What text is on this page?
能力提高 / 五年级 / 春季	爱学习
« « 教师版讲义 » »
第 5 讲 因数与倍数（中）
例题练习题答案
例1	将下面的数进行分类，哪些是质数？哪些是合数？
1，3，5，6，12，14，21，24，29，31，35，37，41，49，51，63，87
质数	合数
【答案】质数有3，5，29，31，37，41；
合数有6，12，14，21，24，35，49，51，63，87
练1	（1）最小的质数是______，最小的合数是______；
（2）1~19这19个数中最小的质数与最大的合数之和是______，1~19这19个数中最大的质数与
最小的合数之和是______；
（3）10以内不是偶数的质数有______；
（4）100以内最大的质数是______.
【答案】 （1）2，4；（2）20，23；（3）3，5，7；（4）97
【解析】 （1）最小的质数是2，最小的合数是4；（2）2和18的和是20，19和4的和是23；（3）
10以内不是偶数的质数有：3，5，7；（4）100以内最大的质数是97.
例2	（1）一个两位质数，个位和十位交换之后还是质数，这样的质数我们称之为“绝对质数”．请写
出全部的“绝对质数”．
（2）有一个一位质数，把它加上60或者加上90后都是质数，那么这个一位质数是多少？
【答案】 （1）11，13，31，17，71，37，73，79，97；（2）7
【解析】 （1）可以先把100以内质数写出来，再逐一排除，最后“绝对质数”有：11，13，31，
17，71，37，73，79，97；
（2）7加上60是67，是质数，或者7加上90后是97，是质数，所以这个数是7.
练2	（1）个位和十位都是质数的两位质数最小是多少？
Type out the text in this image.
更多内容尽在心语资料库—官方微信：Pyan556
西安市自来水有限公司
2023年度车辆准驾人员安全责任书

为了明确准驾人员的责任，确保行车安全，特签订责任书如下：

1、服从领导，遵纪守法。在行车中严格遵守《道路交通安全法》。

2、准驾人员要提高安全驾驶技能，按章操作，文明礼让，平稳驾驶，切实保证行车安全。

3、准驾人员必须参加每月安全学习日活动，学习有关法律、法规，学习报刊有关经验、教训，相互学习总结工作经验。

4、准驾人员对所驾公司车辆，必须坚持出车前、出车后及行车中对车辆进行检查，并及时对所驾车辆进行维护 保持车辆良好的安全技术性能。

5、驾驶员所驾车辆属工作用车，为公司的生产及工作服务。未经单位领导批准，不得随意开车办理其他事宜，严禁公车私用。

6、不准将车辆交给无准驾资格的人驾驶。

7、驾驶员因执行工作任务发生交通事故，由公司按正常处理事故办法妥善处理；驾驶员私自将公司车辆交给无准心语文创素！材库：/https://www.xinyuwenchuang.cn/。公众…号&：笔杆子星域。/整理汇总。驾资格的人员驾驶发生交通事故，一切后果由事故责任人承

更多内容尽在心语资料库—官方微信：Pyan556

Required work: Scan the entries above. Copy each line that has the string "this".

Result of the exercise:
What text is on this page?
Type out the text in this image.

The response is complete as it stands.